Dataset listings of figures
======

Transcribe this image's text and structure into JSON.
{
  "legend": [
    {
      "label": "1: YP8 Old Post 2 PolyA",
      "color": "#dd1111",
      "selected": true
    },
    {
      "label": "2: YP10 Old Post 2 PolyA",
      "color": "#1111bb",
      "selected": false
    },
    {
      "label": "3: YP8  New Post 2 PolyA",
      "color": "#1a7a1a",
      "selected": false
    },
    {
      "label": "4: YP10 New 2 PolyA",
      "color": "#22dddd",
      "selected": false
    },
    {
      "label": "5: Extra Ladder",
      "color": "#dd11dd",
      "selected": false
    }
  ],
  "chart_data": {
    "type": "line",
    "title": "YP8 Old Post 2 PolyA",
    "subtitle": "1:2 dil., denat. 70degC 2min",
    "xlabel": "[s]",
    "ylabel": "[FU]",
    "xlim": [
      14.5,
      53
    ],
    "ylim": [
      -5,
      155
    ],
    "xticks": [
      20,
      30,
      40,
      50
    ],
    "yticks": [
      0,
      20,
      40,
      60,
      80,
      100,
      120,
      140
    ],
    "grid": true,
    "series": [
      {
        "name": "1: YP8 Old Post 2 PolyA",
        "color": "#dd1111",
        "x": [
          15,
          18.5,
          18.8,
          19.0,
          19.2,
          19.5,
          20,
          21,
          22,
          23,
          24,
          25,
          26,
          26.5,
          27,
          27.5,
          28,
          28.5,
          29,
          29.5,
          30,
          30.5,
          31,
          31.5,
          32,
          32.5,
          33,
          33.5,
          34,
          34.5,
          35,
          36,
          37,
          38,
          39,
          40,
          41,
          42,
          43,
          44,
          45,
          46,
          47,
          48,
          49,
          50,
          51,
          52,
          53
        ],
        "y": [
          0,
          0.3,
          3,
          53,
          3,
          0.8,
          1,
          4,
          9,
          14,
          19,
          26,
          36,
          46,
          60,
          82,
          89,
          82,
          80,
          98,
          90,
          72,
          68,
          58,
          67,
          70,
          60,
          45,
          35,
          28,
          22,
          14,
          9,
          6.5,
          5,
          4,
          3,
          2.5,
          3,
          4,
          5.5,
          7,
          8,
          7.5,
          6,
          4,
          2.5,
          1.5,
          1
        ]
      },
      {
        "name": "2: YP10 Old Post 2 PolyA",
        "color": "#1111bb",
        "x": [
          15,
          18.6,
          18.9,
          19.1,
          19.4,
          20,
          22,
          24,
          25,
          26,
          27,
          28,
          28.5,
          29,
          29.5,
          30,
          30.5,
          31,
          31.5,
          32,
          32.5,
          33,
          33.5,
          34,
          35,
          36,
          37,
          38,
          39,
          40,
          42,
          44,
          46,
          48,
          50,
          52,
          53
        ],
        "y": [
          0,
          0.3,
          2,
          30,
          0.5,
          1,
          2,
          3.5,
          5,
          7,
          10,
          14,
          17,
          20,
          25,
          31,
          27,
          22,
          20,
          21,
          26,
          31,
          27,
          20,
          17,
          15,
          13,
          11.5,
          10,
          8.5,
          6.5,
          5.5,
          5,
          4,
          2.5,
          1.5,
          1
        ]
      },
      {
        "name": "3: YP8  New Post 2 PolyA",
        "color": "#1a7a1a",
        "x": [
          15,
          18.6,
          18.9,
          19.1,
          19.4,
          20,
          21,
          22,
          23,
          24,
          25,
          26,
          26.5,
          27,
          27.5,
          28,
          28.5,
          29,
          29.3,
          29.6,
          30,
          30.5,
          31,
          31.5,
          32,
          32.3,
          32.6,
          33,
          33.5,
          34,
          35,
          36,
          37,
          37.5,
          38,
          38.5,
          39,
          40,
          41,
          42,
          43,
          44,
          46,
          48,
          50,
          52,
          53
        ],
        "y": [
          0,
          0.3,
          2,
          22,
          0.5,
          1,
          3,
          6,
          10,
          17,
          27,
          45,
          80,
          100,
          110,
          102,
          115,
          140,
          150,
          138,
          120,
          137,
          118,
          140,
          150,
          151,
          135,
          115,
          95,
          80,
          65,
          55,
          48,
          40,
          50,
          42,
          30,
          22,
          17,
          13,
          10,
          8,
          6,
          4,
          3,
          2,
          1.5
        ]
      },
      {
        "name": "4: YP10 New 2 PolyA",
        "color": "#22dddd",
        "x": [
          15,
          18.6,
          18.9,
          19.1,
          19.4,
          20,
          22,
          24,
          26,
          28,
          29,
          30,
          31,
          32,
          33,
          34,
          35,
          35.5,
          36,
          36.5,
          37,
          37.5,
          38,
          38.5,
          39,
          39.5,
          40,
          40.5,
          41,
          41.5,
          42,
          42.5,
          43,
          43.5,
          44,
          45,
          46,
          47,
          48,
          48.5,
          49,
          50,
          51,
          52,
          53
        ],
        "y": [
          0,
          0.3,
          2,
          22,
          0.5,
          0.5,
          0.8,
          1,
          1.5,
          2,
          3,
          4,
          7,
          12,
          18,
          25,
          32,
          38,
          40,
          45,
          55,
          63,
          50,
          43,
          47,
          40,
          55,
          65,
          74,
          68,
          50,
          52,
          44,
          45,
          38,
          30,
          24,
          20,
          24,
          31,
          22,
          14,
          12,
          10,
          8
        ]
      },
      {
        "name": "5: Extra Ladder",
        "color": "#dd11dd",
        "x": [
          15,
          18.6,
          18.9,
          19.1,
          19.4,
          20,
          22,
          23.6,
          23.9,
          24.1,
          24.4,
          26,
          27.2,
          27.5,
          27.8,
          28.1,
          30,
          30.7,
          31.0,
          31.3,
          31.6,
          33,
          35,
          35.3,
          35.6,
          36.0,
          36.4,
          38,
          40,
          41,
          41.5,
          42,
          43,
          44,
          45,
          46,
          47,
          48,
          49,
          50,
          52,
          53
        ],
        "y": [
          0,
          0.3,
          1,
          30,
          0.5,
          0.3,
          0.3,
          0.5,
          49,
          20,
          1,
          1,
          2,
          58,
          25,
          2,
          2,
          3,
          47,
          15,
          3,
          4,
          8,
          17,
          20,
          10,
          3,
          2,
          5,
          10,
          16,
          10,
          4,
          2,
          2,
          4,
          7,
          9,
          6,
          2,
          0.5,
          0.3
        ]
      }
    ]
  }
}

======

What the task asks
Type out the full listing again, exactly as given.

Correct response
Transcribe this image's text and structure into JSON.
{
  "legend": [
    {
      "label": "1: YP8 Old Post 2 PolyA",
      "color": "#dd1111",
      "selected": true
    },
    {
      "label": "2: YP10 Old Post 2 PolyA",
      "color": "#1111bb",
      "selected": false
    },
    {
      "label": "3: YP8  New Post 2 PolyA",
      "color": "#1a7a1a",
      "selected": false
    },
    {
      "label": "4: YP10 New 2 PolyA",
      "color": "#22dddd",
      "selected": false
    },
    {
      "label": "5: Extra Ladder",
      "color": "#dd11dd",
      "selected": false
    }
  ],
  "chart_data": {
    "type": "line",
    "title": "YP8 Old Post 2 PolyA",
    "subtitle": "1:2 dil., denat. 70degC 2min",
    "xlabel": "[s]",
    "ylabel": "[FU]",
    "xlim": [
      14.5,
      53
    ],
    "ylim": [
      -5,
      155
    ],
    "xticks": [
      20,
      30,
      40,
      50
    ],
    "yticks": [
      0,
      20,
      40,
      60,
      80,
      100,
      120,
      140
    ],
    "grid": true,
    "series": [
      {
        "name": "1: YP8 Old Post 2 PolyA",
        "color": "#dd1111",
        "x": [
          15,
          18.5,
          18.8,
          19.0,
          19.2,
          19.5,
          20,
          21,
          22,
          23,
          24,
          25,
          26,
          26.5,
          27,
          27.5,
          28,
          28.5,
          29,
          29.5,
          30,
          30.5,
          31,
          31.5,
          32,
          32.5,
          33,
          33.5,
          34,
          34.5,
          35,
          36,
          37,
          38,
          39,
          40,
          41,
          42,
          43,
          44,
          45,
          46,
          47,
          48,
          49,
          50,
          51,
          52,
          53
        ],
        "y": [
          0,
          0.3,
          3,
          53,
          3,
          0.8,
          1,
          4,
          9,
          14,
          19,
          26,
          36,
          46,
          60,
          82,
          89,
          82,
          80,
          98,
          90,
          72,
          68,
          58,
          67,
          70,
          60,
          45,
          35,
          28,
          22,
          14,
          9,
          6.5,
          5,
          4,
          3,
          2.5,
          3,
          4,
          5.5,
          7,
          8,
          7.5,
          6,
          4,
          2.5,
          1.5,
          1
        ]
      },
      {
        "name": "2: YP10 Old Post 2 PolyA",
        "color": "#1111bb",
        "x": [
          15,
          18.6,
          18.9,
          19.1,
          19.4,
          20,
          22,
          24,
          25,
          26,
          27,
          28,
          28.5,
          29,
          29.5,
          30,
          30.5,
          31,
          31.5,
          32,
          32.5,
          33,
          33.5,
          34,
          35,
          36,
          37,
          38,
          39,
          40,
          42,
          44,
          46,
          48,
          50,
          52,
          53
        ],
        "y": [
          0,
          0.3,
          2,
          30,
          0.5,
          1,
          2,
          3.5,
          5,
          7,
          10,
          14,
          17,
          20,
          25,
          31,
          27,
          22,
          20,
          21,
          26,
          31,
          27,
          20,
          17,
          15,
          13,
          11.5,
          10,
          8.5,
          6.5,
          5.5,
          5,
          4,
          2.5,
          1.5,
          1
        ]
      },
      {
        "name": "3: YP8  New Post 2 PolyA",
        "color": "#1a7a1a",
        "x": [
          15,
          18.6,
          18.9,
          19.1,
          19.4,
          20,
          21,
          22,
          23,
          24,
          25,
          26,
          26.5,
          27,
          27.5,
          28,
          28.5,
          29,
          29.3,
          29.6,
          30,
          30.5,
          31,
          31.5,
          32,
          32.3,
          32.6,
          33,
          33.5,
          34,
          35,
          36,
          37,
          37.5,
          38,
          38.5,
          39,
          40,
          41,
          42,
          43,
          44,
          46,
          48,
          50,
          52,
          53
        ],
        "y": [
          0,
          0.3,
          2,
          22,
          0.5,
          1,
          3,
          6,
          10,
          17,
          27,
          45,
          80,
          100,
          110,
          102,
          115,
          140,
          150,
          138,
          120,
          137,
          118,
          140,
          150,
          151,
          135,
          115,
          95,
          80,
          65,
          55,
          48,
          40,
          50,
          42,
          30,
          22,
          17,
          13,
          10,
          8,
          6,
          4,
          3,
          2,
          1.5
        ]
      },
      {
        "name": "4: YP10 New 2 PolyA",
        "color": "#22dddd",
        "x": [
          15,
          18.6,
          18.9,
          19.1,
          19.4,
          20,
          22,
          24,
          26,
          28,
          29,
          30,
          31,
          32,
          33,
          34,
          35,
          35.5,
          36,
          36.5,
          37,
          37.5,
          38,
          38.5,
          39,
          39.5,
          40,
          40.5,
          41,
          41.5,
          42,
          42.5,
          43,
          43.5,
          44,
          45,
          46,
          47,
          48,
          48.5,
          49,
          50,
          51,
          52,
          53
        ],
        "y": [
          0,
          0.3,
          2,
          22,
          0.5,
          0.5,
          0.8,
          1,
          1.5,
          2,
          3,
          4,
          7,
          12,
          18,
          25,
          32,
          38,
          40,
          45,
          55,
          63,
          50,
          43,
          47,
          40,
          55,
          65,
          74,
          68,
          50,
          52,
          44,
          45,
          38,
          30,
          24,
          20,
          24,
          31,
          22,
          14,
          12,
          10,
          8
        ]
      },
      {
        "name": "5: Extra Ladder",
        "color": "#dd11dd",
        "x": [
          15,
          18.6,
          18.9,
          19.1,
          19.4,
          20,
          22,
          23.6,
          23.9,
          24.1,
          24.4,
          26,
          27.2,
          27.5,
          27.8,
          28.1,
          30,
          30.7,
          31.0,
          31.3,
          31.6,
          33,
          35,
          35.3,
          35.6,
          36.0,
          36.4,
          38,
          40,
          41,
          41.5,
          42,
          43,
          44,
          45,
          46,
          47,
          48,
          49,
          50,
          52,
          53
        ],
        "y": [
          0,
          0.3,
          1,
          30,
          0.5,
          0.3,
          0.3,
          0.5,
          49,
          20,
          1,
          1,
          2,
          58,
          25,
          2,
          2,
          3,
          47,
          15,
          3,
          4,
          8,
          17,
          20,
          10,
          3,
          2,
          5,
          10,
          16,
          10,
          4,
          2,
          2,
          4,
          7,
          9,
          6,
          2,
          0.5,
          0.3
        ]
      }
    ]
  }
}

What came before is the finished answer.